◆ **What is required**
Copy out, from the entries below, each line holding the string "skip".

[Items from a dataset]
#####

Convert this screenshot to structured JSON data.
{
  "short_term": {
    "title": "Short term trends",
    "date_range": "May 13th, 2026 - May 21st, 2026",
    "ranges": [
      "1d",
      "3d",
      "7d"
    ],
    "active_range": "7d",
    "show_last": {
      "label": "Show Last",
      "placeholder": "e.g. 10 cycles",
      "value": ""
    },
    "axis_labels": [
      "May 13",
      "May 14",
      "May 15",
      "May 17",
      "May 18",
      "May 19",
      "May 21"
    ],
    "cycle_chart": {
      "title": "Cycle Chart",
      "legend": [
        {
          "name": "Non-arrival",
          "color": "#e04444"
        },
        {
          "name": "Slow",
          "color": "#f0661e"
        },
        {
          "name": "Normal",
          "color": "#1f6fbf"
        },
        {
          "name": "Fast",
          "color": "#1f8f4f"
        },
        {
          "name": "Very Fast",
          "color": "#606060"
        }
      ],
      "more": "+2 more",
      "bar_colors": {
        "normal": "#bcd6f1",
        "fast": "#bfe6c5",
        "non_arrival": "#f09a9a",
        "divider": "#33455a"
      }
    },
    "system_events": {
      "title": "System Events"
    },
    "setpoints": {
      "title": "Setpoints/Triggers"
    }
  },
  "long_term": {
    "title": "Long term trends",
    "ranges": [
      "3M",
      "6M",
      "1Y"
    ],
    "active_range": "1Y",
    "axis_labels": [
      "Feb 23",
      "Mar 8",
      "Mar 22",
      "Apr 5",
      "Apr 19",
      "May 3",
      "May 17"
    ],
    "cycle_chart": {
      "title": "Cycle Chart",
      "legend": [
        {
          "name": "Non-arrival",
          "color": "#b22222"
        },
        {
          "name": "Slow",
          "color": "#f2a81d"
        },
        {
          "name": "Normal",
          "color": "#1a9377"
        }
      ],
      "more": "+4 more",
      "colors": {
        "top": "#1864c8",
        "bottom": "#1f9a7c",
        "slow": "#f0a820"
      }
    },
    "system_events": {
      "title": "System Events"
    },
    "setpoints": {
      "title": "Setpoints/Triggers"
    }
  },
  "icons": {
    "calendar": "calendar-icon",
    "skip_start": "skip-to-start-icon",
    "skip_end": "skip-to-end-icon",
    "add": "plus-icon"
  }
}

#####

◆ **Finished task**
    "skip_start": "skip-to-start-icon",
    "skip_end": "skip-to-end-icon",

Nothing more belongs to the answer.